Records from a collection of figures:
§
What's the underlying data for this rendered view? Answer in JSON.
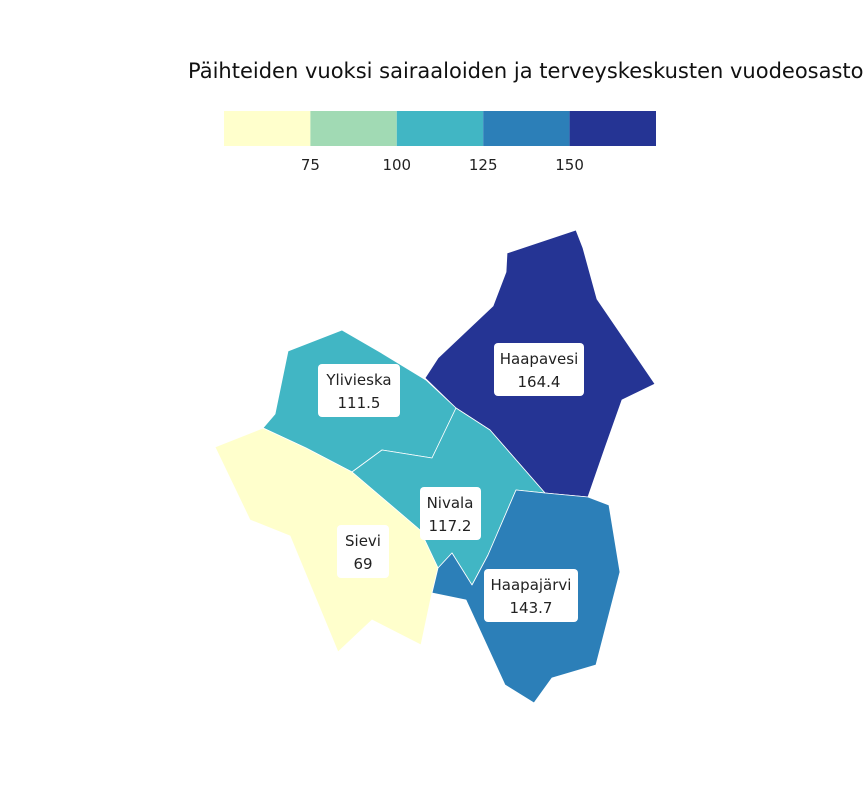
{
  "map": {
    "title": "Päihteiden vuoksi sairaaloiden ja terveyskeskusten vuodeosastoil"
  },
  "legend": {
    "colors": [
      "#ffffcc",
      "#a1dab4",
      "#41b6c4",
      "#2c7fb8",
      "#253494"
    ],
    "ticks": [
      "75",
      "100",
      "125",
      "150"
    ],
    "breaks": [
      75,
      100,
      125,
      150
    ]
  },
  "regions": [
    {
      "name": "Haapavesi",
      "value": 164.4,
      "value_label": "164.4",
      "color": "#253494"
    },
    {
      "name": "Ylivieska",
      "value": 111.5,
      "value_label": "111.5",
      "color": "#41b6c4"
    },
    {
      "name": "Nivala",
      "value": 117.2,
      "value_label": "117.2",
      "color": "#41b6c4"
    },
    {
      "name": "Sievi",
      "value": 69,
      "value_label": "69",
      "color": "#ffffcc"
    },
    {
      "name": "Haapajärvi",
      "value": 143.7,
      "value_label": "143.7",
      "color": "#2c7fb8"
    }
  ]
}
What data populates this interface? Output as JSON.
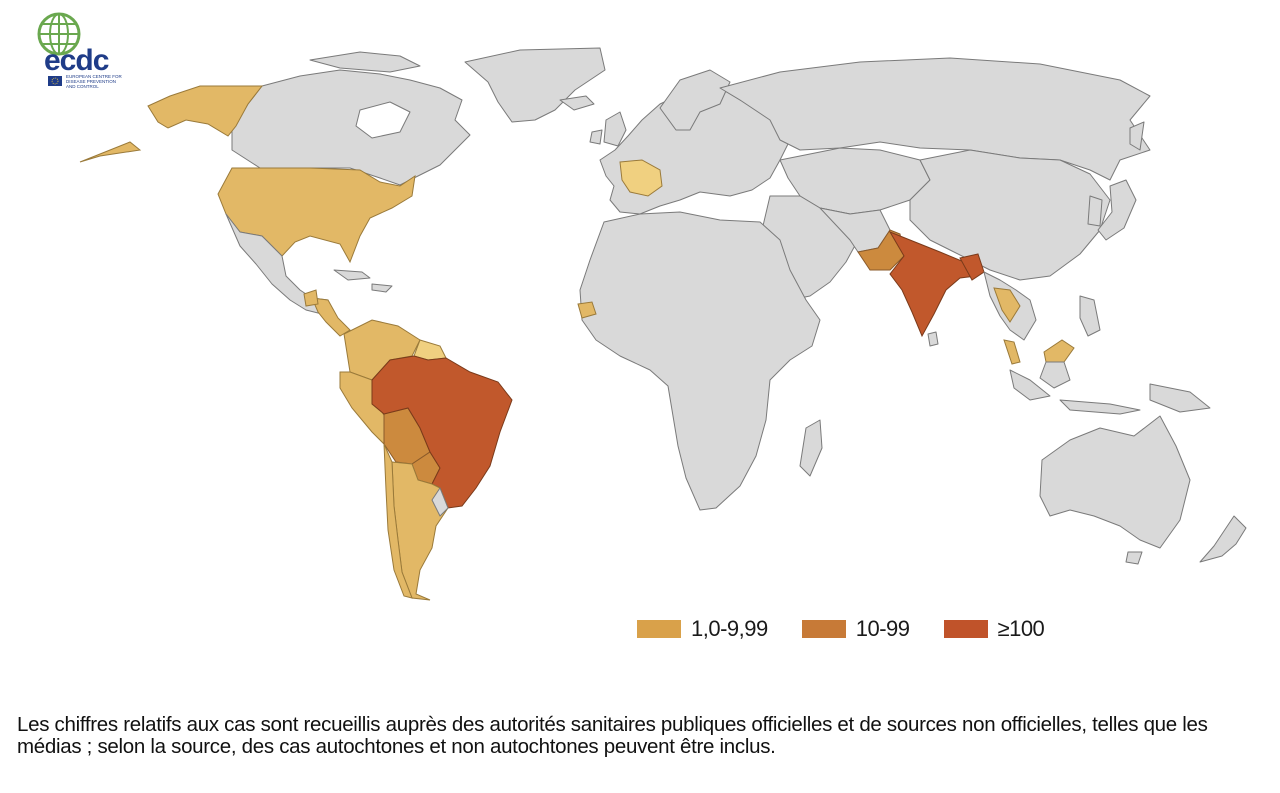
{
  "logo": {
    "wordmark": "ecdc",
    "tagline_1": "EUROPEAN CENTRE FOR",
    "tagline_2": "DISEASE PREVENTION",
    "tagline_3": "AND CONTROL",
    "colors": {
      "green": "#6aa84f",
      "navy": "#1f3c88",
      "eu_flag": "#1f3c88"
    }
  },
  "legend": {
    "items": [
      {
        "label": "1,0-9,99",
        "color": "#d9a14a"
      },
      {
        "label": "10-99",
        "color": "#c77a37"
      },
      {
        "label": "≥100",
        "color": "#c0532a"
      }
    ]
  },
  "footnote": "Les chiffres relatifs aux cas sont recueillis auprès des autorités sanitaires publiques officielles et de sources non officielles, telles que les médias ; selon la source, des cas autochtones et non autochtones peuvent être inclus.",
  "map_colors": {
    "no_data": "#d9d9d9",
    "low": "#e2b866",
    "medium": "#cc8a3e",
    "high": "#c1582c"
  }
}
§
Work to complete. Gather each line from the listing above that holds "JSON".

Full answer.
What's the underlying data for this rendered view? Answer in JSON.
What data populates this interface? Output as JSON.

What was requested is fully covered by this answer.